## DIRECTIONS FOR THIS TASK
Print the records again, character for character.

[Some records]

□ □ □ □

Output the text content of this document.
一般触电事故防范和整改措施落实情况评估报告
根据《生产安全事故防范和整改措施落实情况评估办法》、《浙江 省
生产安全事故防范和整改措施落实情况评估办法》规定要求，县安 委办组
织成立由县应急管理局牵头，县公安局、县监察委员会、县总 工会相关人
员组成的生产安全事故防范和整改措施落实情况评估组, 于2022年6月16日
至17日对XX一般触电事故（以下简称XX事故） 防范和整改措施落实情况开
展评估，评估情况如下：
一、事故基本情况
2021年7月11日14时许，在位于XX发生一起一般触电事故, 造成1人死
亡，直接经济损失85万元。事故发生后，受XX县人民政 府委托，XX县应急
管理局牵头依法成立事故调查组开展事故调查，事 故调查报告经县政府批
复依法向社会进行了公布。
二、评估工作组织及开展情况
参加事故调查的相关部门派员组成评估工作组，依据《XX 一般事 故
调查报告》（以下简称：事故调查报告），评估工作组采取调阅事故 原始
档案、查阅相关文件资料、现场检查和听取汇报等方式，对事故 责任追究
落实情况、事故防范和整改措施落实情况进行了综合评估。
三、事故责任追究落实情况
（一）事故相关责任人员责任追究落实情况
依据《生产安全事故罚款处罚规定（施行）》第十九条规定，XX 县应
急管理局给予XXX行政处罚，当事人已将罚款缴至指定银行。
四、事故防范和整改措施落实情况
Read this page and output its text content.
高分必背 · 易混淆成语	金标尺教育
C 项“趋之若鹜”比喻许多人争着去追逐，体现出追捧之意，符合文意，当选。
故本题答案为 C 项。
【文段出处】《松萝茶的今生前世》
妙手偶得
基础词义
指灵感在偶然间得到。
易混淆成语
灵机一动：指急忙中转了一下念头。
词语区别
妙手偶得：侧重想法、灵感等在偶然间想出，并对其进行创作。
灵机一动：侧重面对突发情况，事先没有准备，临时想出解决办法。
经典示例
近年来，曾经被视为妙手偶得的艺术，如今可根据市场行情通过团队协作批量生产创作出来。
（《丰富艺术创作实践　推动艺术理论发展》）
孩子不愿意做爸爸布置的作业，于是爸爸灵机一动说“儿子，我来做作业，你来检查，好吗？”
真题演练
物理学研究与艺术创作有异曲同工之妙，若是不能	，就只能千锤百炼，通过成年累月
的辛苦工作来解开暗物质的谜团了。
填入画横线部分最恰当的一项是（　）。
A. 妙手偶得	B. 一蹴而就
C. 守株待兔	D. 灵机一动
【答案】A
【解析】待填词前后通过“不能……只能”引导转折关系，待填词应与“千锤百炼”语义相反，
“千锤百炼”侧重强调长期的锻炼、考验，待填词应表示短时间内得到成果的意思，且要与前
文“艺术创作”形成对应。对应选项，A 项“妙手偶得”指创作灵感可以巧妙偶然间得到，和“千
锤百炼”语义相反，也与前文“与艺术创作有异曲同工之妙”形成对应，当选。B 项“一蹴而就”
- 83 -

□ □ □ □

## SOLUTION TO THIS EXERCISE
Output the text content of this document.
一般触电事故防范和整改措施落实情况评估报告
根据《生产安全事故防范和整改措施落实情况评估办法》、《浙江 省
生产安全事故防范和整改措施落实情况评估办法》规定要求，县安 委办组
织成立由县应急管理局牵头，县公安局、县监察委员会、县总 工会相关人
员组成的生产安全事故防范和整改措施落实情况评估组, 于2022年6月16日
至17日对XX一般触电事故（以下简称XX事故） 防范和整改措施落实情况开
展评估，评估情况如下：
一、事故基本情况
2021年7月11日14时许，在位于XX发生一起一般触电事故, 造成1人死
亡，直接经济损失85万元。事故发生后，受XX县人民政 府委托，XX县应急
管理局牵头依法成立事故调查组开展事故调查，事 故调查报告经县政府批
复依法向社会进行了公布。
二、评估工作组织及开展情况
参加事故调查的相关部门派员组成评估工作组，依据《XX 一般事 故
调查报告》（以下简称：事故调查报告），评估工作组采取调阅事故 原始
档案、查阅相关文件资料、现场检查和听取汇报等方式，对事故 责任追究
落实情况、事故防范和整改措施落实情况进行了综合评估。
三、事故责任追究落实情况
（一）事故相关责任人员责任追究落实情况
依据《生产安全事故罚款处罚规定（施行）》第十九条规定，XX 县应
急管理局给予XXX行政处罚，当事人已将罚款缴至指定银行。
四、事故防范和整改措施落实情况
Read this page and output its text content.
高分必背 · 易混淆成语	金标尺教育
C 项“趋之若鹜”比喻许多人争着去追逐，体现出追捧之意，符合文意，当选。
故本题答案为 C 项。
【文段出处】《松萝茶的今生前世》
妙手偶得
基础词义
指灵感在偶然间得到。
易混淆成语
灵机一动：指急忙中转了一下念头。
词语区别
妙手偶得：侧重想法、灵感等在偶然间想出，并对其进行创作。
灵机一动：侧重面对突发情况，事先没有准备，临时想出解决办法。
经典示例
近年来，曾经被视为妙手偶得的艺术，如今可根据市场行情通过团队协作批量生产创作出来。
（《丰富艺术创作实践　推动艺术理论发展》）
孩子不愿意做爸爸布置的作业，于是爸爸灵机一动说“儿子，我来做作业，你来检查，好吗？”
真题演练
物理学研究与艺术创作有异曲同工之妙，若是不能	，就只能千锤百炼，通过成年累月
的辛苦工作来解开暗物质的谜团了。
填入画横线部分最恰当的一项是（　）。
A. 妙手偶得	B. 一蹴而就
C. 守株待兔	D. 灵机一动
【答案】A
【解析】待填词前后通过“不能……只能”引导转折关系，待填词应与“千锤百炼”语义相反，
“千锤百炼”侧重强调长期的锻炼、考验，待填词应表示短时间内得到成果的意思，且要与前
文“艺术创作”形成对应。对应选项，A 项“妙手偶得”指创作灵感可以巧妙偶然间得到，和“千
锤百炼”语义相反，也与前文“与艺术创作有异曲同工之妙”形成对应，当选。B 项“一蹴而就”
- 83 -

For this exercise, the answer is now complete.